GOAL OF THE EXERCISE: Render every entry verbatim.

GIVEN RECORDS:

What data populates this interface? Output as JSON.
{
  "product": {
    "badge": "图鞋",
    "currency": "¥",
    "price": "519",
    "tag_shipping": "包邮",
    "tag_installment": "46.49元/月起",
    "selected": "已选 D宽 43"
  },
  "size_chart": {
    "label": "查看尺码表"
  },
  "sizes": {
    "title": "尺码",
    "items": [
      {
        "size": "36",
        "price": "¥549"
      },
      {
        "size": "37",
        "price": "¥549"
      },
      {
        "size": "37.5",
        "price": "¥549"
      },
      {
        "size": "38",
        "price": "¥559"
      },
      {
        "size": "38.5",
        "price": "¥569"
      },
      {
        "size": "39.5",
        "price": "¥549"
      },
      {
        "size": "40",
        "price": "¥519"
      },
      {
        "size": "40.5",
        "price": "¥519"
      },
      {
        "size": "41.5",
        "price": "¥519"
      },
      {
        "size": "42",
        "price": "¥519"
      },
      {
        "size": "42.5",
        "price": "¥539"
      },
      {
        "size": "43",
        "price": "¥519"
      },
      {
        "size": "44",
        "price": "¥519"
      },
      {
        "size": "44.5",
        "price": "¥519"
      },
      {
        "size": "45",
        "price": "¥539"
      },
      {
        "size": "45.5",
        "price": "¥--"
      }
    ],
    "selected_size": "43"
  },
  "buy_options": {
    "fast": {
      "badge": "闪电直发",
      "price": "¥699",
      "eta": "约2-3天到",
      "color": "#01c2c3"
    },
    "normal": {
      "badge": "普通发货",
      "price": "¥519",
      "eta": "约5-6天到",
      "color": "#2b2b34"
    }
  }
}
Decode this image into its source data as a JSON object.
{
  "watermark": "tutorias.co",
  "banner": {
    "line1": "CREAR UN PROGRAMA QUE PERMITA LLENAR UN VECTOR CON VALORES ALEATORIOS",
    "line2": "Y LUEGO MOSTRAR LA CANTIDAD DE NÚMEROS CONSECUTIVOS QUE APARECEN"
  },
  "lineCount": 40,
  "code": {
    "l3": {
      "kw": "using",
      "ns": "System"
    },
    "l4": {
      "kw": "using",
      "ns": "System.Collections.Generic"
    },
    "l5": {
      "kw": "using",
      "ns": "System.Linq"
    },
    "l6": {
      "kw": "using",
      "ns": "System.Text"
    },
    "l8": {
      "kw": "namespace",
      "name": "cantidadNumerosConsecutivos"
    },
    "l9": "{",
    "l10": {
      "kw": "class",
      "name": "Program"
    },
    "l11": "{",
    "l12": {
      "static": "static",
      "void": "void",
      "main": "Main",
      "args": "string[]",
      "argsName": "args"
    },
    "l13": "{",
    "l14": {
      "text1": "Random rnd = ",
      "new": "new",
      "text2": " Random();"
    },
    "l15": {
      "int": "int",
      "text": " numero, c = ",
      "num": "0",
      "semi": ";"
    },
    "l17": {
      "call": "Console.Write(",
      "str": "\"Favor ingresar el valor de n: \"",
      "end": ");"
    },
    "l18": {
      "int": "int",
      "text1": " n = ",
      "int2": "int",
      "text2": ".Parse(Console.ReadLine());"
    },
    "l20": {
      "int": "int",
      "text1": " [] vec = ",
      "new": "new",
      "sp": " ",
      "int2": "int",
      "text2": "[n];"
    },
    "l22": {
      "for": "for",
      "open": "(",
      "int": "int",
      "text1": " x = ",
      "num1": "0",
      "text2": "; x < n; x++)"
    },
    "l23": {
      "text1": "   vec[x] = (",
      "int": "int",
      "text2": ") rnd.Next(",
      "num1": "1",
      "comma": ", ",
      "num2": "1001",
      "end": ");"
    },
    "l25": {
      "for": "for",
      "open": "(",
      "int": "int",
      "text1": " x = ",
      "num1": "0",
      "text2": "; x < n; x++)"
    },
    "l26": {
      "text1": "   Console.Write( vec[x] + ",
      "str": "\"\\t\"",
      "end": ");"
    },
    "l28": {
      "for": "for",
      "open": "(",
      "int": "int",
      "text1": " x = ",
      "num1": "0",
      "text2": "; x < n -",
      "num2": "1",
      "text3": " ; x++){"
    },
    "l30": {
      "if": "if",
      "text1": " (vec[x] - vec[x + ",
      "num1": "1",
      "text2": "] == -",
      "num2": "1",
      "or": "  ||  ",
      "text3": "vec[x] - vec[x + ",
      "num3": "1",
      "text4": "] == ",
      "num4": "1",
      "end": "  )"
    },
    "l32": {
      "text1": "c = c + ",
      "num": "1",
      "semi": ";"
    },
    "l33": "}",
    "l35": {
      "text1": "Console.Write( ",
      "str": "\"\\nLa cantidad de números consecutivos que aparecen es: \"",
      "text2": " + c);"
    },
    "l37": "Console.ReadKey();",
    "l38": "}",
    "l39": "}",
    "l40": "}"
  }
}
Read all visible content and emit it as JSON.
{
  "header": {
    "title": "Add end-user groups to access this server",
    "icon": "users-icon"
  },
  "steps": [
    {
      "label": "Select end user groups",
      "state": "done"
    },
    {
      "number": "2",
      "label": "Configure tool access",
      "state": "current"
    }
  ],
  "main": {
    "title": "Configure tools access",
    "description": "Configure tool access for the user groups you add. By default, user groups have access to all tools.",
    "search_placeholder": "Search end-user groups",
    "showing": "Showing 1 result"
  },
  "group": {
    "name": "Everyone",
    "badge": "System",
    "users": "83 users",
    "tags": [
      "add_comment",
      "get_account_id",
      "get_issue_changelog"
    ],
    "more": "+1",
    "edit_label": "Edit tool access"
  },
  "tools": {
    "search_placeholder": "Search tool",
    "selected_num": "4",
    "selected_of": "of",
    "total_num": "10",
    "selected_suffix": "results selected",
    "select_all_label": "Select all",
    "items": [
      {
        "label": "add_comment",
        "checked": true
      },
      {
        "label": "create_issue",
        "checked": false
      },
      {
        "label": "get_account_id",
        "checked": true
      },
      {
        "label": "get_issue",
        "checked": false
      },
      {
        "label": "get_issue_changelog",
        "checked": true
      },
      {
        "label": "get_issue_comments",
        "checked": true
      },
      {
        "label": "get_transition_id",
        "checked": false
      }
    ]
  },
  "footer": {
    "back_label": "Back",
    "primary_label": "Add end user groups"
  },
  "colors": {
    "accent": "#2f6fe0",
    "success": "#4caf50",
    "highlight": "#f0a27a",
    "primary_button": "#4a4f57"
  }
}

RESPONSE TO THE TASK:
What data populates this interface? Output as JSON.
{
  "product": {
    "badge": "图鞋",
    "currency": "¥",
    "price": "519",
    "tag_shipping": "包邮",
    "tag_installment": "46.49元/月起",
    "selected": "已选 D宽 43"
  },
  "size_chart": {
    "label": "查看尺码表"
  },
  "sizes": {
    "title": "尺码",
    "items": [
      {
        "size": "36",
        "price": "¥549"
      },
      {
        "size": "37",
        "price": "¥549"
      },
      {
        "size": "37.5",
        "price": "¥549"
      },
      {
        "size": "38",
        "price": "¥559"
      },
      {
        "size": "38.5",
        "price": "¥569"
      },
      {
        "size": "39.5",
        "price": "¥549"
      },
      {
        "size": "40",
        "price": "¥519"
      },
      {
        "size": "40.5",
        "price": "¥519"
      },
      {
        "size": "41.5",
        "price": "¥519"
      },
      {
        "size": "42",
        "price": "¥519"
      },
      {
        "size": "42.5",
        "price": "¥539"
      },
      {
        "size": "43",
        "price": "¥519"
      },
      {
        "size": "44",
        "price": "¥519"
      },
      {
        "size": "44.5",
        "price": "¥519"
      },
      {
        "size": "45",
        "price": "¥539"
      },
      {
        "size": "45.5",
        "price": "¥--"
      }
    ],
    "selected_size": "43"
  },
  "buy_options": {
    "fast": {
      "badge": "闪电直发",
      "price": "¥699",
      "eta": "约2-3天到",
      "color": "#01c2c3"
    },
    "normal": {
      "badge": "普通发货",
      "price": "¥519",
      "eta": "约5-6天到",
      "color": "#2b2b34"
    }
  }
}
Decode this image into its source data as a JSON object.
{
  "watermark": "tutorias.co",
  "banner": {
    "line1": "CREAR UN PROGRAMA QUE PERMITA LLENAR UN VECTOR CON VALORES ALEATORIOS",
    "line2": "Y LUEGO MOSTRAR LA CANTIDAD DE NÚMEROS CONSECUTIVOS QUE APARECEN"
  },
  "lineCount": 40,
  "code": {
    "l3": {
      "kw": "using",
      "ns": "System"
    },
    "l4": {
      "kw": "using",
      "ns": "System.Collections.Generic"
    },
    "l5": {
      "kw": "using",
      "ns": "System.Linq"
    },
    "l6": {
      "kw": "using",
      "ns": "System.Text"
    },
    "l8": {
      "kw": "namespace",
      "name": "cantidadNumerosConsecutivos"
    },
    "l9": "{",
    "l10": {
      "kw": "class",
      "name": "Program"
    },
    "l11": "{",
    "l12": {
      "static": "static",
      "void": "void",
      "main": "Main",
      "args": "string[]",
      "argsName": "args"
    },
    "l13": "{",
    "l14": {
      "text1": "Random rnd = ",
      "new": "new",
      "text2": " Random();"
    },
    "l15": {
      "int": "int",
      "text": " numero, c = ",
      "num": "0",
      "semi": ";"
    },
    "l17": {
      "call": "Console.Write(",
      "str": "\"Favor ingresar el valor de n: \"",
      "end": ");"
    },
    "l18": {
      "int": "int",
      "text1": " n = ",
      "int2": "int",
      "text2": ".Parse(Console.ReadLine());"
    },
    "l20": {
      "int": "int",
      "text1": " [] vec = ",
      "new": "new",
      "sp": " ",
      "int2": "int",
      "text2": "[n];"
    },
    "l22": {
      "for": "for",
      "open": "(",
      "int": "int",
      "text1": " x = ",
      "num1": "0",
      "text2": "; x < n; x++)"
    },
    "l23": {
      "text1": "   vec[x] = (",
      "int": "int",
      "text2": ") rnd.Next(",
      "num1": "1",
      "comma": ", ",
      "num2": "1001",
      "end": ");"
    },
    "l25": {
      "for": "for",
      "open": "(",
      "int": "int",
      "text1": " x = ",
      "num1": "0",
      "text2": "; x < n; x++)"
    },
    "l26": {
      "text1": "   Console.Write( vec[x] + ",
      "str": "\"\\t\"",
      "end": ");"
    },
    "l28": {
      "for": "for",
      "open": "(",
      "int": "int",
      "text1": " x = ",
      "num1": "0",
      "text2": "; x < n -",
      "num2": "1",
      "text3": " ; x++){"
    },
    "l30": {
      "if": "if",
      "text1": " (vec[x] - vec[x + ",
      "num1": "1",
      "text2": "] == -",
      "num2": "1",
      "or": "  ||  ",
      "text3": "vec[x] - vec[x + ",
      "num3": "1",
      "text4": "] == ",
      "num4": "1",
      "end": "  )"
    },
    "l32": {
      "text1": "c = c + ",
      "num": "1",
      "semi": ";"
    },
    "l33": "}",
    "l35": {
      "text1": "Console.Write( ",
      "str": "\"\\nLa cantidad de números consecutivos que aparecen es: \"",
      "text2": " + c);"
    },
    "l37": "Console.ReadKey();",
    "l38": "}",
    "l39": "}",
    "l40": "}"
  }
}
Read all visible content and emit it as JSON.
{
  "header": {
    "title": "Add end-user groups to access this server",
    "icon": "users-icon"
  },
  "steps": [
    {
      "label": "Select end user groups",
      "state": "done"
    },
    {
      "number": "2",
      "label": "Configure tool access",
      "state": "current"
    }
  ],
  "main": {
    "title": "Configure tools access",
    "description": "Configure tool access for the user groups you add. By default, user groups have access to all tools.",
    "search_placeholder": "Search end-user groups",
    "showing": "Showing 1 result"
  },
  "group": {
    "name": "Everyone",
    "badge": "System",
    "users": "83 users",
    "tags": [
      "add_comment",
      "get_account_id",
      "get_issue_changelog"
    ],
    "more": "+1",
    "edit_label": "Edit tool access"
  },
  "tools": {
    "search_placeholder": "Search tool",
    "selected_num": "4",
    "selected_of": "of",
    "total_num": "10",
    "selected_suffix": "results selected",
    "select_all_label": "Select all",
    "items": [
      {
        "label": "add_comment",
        "checked": true
      },
      {
        "label": "create_issue",
        "checked": false
      },
      {
        "label": "get_account_id",
        "checked": true
      },
      {
        "label": "get_issue",
        "checked": false
      },
      {
        "label": "get_issue_changelog",
        "checked": true
      },
      {
        "label": "get_issue_comments",
        "checked": true
      },
      {
        "label": "get_transition_id",
        "checked": false
      }
    ]
  },
  "footer": {
    "back_label": "Back",
    "primary_label": "Add end user groups"
  },
  "colors": {
    "accent": "#2f6fe0",
    "success": "#4caf50",
    "highlight": "#f0a27a",
    "primary_button": "#4a4f57"
  }
}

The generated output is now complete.